Task details » Present the following entries again, word for word and in full.

★ ★ ★ ★ ★ ★ ★

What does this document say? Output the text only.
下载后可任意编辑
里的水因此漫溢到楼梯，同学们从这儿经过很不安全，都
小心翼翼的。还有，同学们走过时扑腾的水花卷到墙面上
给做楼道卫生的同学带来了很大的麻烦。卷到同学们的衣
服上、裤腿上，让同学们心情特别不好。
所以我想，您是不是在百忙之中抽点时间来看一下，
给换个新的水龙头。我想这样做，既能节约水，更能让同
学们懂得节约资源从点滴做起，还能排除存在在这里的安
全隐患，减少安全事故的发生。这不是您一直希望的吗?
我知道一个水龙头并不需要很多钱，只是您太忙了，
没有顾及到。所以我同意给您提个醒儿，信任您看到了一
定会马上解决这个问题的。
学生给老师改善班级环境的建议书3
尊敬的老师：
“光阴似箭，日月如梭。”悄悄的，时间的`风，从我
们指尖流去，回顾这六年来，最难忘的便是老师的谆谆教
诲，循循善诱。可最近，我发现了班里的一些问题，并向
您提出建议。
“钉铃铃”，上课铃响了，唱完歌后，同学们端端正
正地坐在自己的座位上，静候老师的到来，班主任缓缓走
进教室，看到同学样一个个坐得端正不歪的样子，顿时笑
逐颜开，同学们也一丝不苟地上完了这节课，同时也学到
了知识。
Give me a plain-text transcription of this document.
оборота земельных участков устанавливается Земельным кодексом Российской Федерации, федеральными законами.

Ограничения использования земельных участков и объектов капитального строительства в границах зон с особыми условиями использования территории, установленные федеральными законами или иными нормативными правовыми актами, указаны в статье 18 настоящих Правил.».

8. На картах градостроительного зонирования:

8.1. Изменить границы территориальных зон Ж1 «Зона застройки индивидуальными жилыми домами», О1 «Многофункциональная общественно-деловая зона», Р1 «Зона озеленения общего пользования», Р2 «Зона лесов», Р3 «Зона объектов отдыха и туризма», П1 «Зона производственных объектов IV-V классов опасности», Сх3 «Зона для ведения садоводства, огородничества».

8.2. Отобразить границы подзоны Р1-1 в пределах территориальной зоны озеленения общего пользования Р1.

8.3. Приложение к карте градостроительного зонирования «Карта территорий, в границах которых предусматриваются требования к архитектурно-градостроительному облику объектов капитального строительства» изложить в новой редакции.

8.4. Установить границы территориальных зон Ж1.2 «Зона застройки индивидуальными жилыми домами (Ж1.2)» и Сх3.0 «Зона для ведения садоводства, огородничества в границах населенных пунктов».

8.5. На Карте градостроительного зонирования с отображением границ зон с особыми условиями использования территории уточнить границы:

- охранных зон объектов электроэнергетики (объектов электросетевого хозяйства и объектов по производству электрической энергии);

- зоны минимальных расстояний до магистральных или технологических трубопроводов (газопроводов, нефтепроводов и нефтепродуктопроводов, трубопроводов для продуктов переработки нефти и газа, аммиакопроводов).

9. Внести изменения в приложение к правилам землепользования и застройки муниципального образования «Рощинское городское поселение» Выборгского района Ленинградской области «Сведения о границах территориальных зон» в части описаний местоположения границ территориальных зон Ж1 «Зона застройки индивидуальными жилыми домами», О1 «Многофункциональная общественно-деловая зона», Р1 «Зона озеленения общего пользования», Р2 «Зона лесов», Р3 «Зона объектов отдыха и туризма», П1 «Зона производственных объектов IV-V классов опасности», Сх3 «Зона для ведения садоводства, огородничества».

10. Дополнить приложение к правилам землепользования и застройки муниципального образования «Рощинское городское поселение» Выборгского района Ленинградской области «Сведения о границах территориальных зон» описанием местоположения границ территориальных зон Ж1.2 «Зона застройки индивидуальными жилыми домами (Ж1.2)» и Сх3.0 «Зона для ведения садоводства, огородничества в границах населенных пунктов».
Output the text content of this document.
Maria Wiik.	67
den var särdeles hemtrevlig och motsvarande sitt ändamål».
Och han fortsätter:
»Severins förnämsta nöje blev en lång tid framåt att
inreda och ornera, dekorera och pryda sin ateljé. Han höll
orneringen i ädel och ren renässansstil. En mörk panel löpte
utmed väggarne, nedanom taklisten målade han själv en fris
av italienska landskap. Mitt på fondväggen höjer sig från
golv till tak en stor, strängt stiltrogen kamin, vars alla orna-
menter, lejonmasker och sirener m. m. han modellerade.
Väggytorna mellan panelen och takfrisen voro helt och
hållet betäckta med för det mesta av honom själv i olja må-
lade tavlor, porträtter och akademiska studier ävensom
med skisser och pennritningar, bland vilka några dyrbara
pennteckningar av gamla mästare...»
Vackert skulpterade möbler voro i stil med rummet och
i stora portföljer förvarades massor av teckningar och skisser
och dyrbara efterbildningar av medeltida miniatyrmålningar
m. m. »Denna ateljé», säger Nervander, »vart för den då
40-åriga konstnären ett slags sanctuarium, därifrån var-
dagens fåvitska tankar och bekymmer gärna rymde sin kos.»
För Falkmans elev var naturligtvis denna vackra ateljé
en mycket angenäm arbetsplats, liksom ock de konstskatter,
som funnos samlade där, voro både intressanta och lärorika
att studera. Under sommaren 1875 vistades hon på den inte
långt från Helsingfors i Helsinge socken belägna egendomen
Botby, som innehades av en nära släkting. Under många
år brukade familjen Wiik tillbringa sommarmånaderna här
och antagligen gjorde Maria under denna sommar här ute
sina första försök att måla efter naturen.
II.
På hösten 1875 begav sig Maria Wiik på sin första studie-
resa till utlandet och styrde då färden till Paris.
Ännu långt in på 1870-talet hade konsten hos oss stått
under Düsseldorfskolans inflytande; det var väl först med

★ ★ ★ ★ ★ ★ ★

Finished exercise »
What does this document say? Output the text only.
下载后可任意编辑
里的水因此漫溢到楼梯，同学们从这儿经过很不安全，都
小心翼翼的。还有，同学们走过时扑腾的水花卷到墙面上
给做楼道卫生的同学带来了很大的麻烦。卷到同学们的衣
服上、裤腿上，让同学们心情特别不好。
所以我想，您是不是在百忙之中抽点时间来看一下，
给换个新的水龙头。我想这样做，既能节约水，更能让同
学们懂得节约资源从点滴做起，还能排除存在在这里的安
全隐患，减少安全事故的发生。这不是您一直希望的吗?
我知道一个水龙头并不需要很多钱，只是您太忙了，
没有顾及到。所以我同意给您提个醒儿，信任您看到了一
定会马上解决这个问题的。
学生给老师改善班级环境的建议书3
尊敬的老师：
“光阴似箭，日月如梭。”悄悄的，时间的`风，从我
们指尖流去，回顾这六年来，最难忘的便是老师的谆谆教
诲，循循善诱。可最近，我发现了班里的一些问题，并向
您提出建议。
“钉铃铃”，上课铃响了，唱完歌后，同学们端端正
正地坐在自己的座位上，静候老师的到来，班主任缓缓走
进教室，看到同学样一个个坐得端正不歪的样子，顿时笑
逐颜开，同学们也一丝不苟地上完了这节课，同时也学到
了知识。
Give me a plain-text transcription of this document.
оборота земельных участков устанавливается Земельным кодексом Российской Федерации, федеральными законами.

Ограничения использования земельных участков и объектов капитального строительства в границах зон с особыми условиями использования территории, установленные федеральными законами или иными нормативными правовыми актами, указаны в статье 18 настоящих Правил.».

8. На картах градостроительного зонирования:

8.1. Изменить границы территориальных зон Ж1 «Зона застройки индивидуальными жилыми домами», О1 «Многофункциональная общественно-деловая зона», Р1 «Зона озеленения общего пользования», Р2 «Зона лесов», Р3 «Зона объектов отдыха и туризма», П1 «Зона производственных объектов IV-V классов опасности», Сх3 «Зона для ведения садоводства, огородничества».

8.2. Отобразить границы подзоны Р1-1 в пределах территориальной зоны озеленения общего пользования Р1.

8.3. Приложение к карте градостроительного зонирования «Карта территорий, в границах которых предусматриваются требования к архитектурно-градостроительному облику объектов капитального строительства» изложить в новой редакции.

8.4. Установить границы территориальных зон Ж1.2 «Зона застройки индивидуальными жилыми домами (Ж1.2)» и Сх3.0 «Зона для ведения садоводства, огородничества в границах населенных пунктов».

8.5. На Карте градостроительного зонирования с отображением границ зон с особыми условиями использования территории уточнить границы:

- охранных зон объектов электроэнергетики (объектов электросетевого хозяйства и объектов по производству электрической энергии);

- зоны минимальных расстояний до магистральных или технологических трубопроводов (газопроводов, нефтепроводов и нефтепродуктопроводов, трубопроводов для продуктов переработки нефти и газа, аммиакопроводов).

9. Внести изменения в приложение к правилам землепользования и застройки муниципального образования «Рощинское городское поселение» Выборгского района Ленинградской области «Сведения о границах территориальных зон» в части описаний местоположения границ территориальных зон Ж1 «Зона застройки индивидуальными жилыми домами», О1 «Многофункциональная общественно-деловая зона», Р1 «Зона озеленения общего пользования», Р2 «Зона лесов», Р3 «Зона объектов отдыха и туризма», П1 «Зона производственных объектов IV-V классов опасности», Сх3 «Зона для ведения садоводства, огородничества».

10. Дополнить приложение к правилам землепользования и застройки муниципального образования «Рощинское городское поселение» Выборгского района Ленинградской области «Сведения о границах территориальных зон» описанием местоположения границ территориальных зон Ж1.2 «Зона застройки индивидуальными жилыми домами (Ж1.2)» и Сх3.0 «Зона для ведения садоводства, огородничества в границах населенных пунктов».
Output the text content of this document.
Maria Wiik.	67
den var särdeles hemtrevlig och motsvarande sitt ändamål».
Och han fortsätter:
»Severins förnämsta nöje blev en lång tid framåt att
inreda och ornera, dekorera och pryda sin ateljé. Han höll
orneringen i ädel och ren renässansstil. En mörk panel löpte
utmed väggarne, nedanom taklisten målade han själv en fris
av italienska landskap. Mitt på fondväggen höjer sig från
golv till tak en stor, strängt stiltrogen kamin, vars alla orna-
menter, lejonmasker och sirener m. m. han modellerade.
Väggytorna mellan panelen och takfrisen voro helt och
hållet betäckta med för det mesta av honom själv i olja må-
lade tavlor, porträtter och akademiska studier ävensom
med skisser och pennritningar, bland vilka några dyrbara
pennteckningar av gamla mästare...»
Vackert skulpterade möbler voro i stil med rummet och
i stora portföljer förvarades massor av teckningar och skisser
och dyrbara efterbildningar av medeltida miniatyrmålningar
m. m. »Denna ateljé», säger Nervander, »vart för den då
40-åriga konstnären ett slags sanctuarium, därifrån var-
dagens fåvitska tankar och bekymmer gärna rymde sin kos.»
För Falkmans elev var naturligtvis denna vackra ateljé
en mycket angenäm arbetsplats, liksom ock de konstskatter,
som funnos samlade där, voro både intressanta och lärorika
att studera. Under sommaren 1875 vistades hon på den inte
långt från Helsingfors i Helsinge socken belägna egendomen
Botby, som innehades av en nära släkting. Under många
år brukade familjen Wiik tillbringa sommarmånaderna här
och antagligen gjorde Maria under denna sommar här ute
sina första försök att måla efter naturen.
II.
På hösten 1875 begav sig Maria Wiik på sin första studie-
resa till utlandet och styrde då färden till Paris.
Ännu långt in på 1870-talet hade konsten hos oss stått
under Düsseldorfskolans inflytande; det var väl först med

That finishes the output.